(Entries of transcribed document text)
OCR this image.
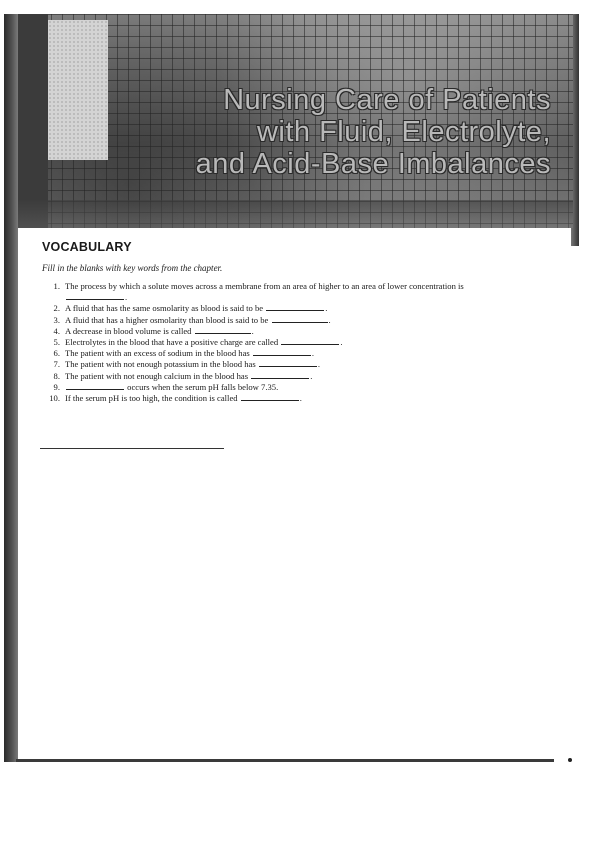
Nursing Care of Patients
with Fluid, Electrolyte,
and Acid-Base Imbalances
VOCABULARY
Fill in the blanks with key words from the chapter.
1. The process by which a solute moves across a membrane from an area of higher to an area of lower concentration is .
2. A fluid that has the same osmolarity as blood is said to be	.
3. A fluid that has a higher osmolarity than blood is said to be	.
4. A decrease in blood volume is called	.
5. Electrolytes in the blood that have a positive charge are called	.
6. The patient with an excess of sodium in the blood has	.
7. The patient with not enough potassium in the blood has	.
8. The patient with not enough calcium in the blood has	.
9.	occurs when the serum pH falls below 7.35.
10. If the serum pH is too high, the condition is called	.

→ **Exercise prompt**: The records above are to be restated word for word, excluding all pictures.

→ **Result for this task**:
OCR this image.
Nursing Care of Patients
with Fluid, Electrolyte,
and Acid-Base Imbalances
VOCABULARY
Fill in the blanks with key words from the chapter.
1. The process by which a solute moves across a membrane from an area of higher to an area of lower concentration is .
2. A fluid that has the same osmolarity as blood is said to be	.
3. A fluid that has a higher osmolarity than blood is said to be	.
4. A decrease in blood volume is called	.
5. Electrolytes in the blood that have a positive charge are called	.
6. The patient with an excess of sodium in the blood has	.
7. The patient with not enough potassium in the blood has	.
8. The patient with not enough calcium in the blood has	.
9.	occurs when the serum pH falls below 7.35.
10. If the serum pH is too high, the condition is called	.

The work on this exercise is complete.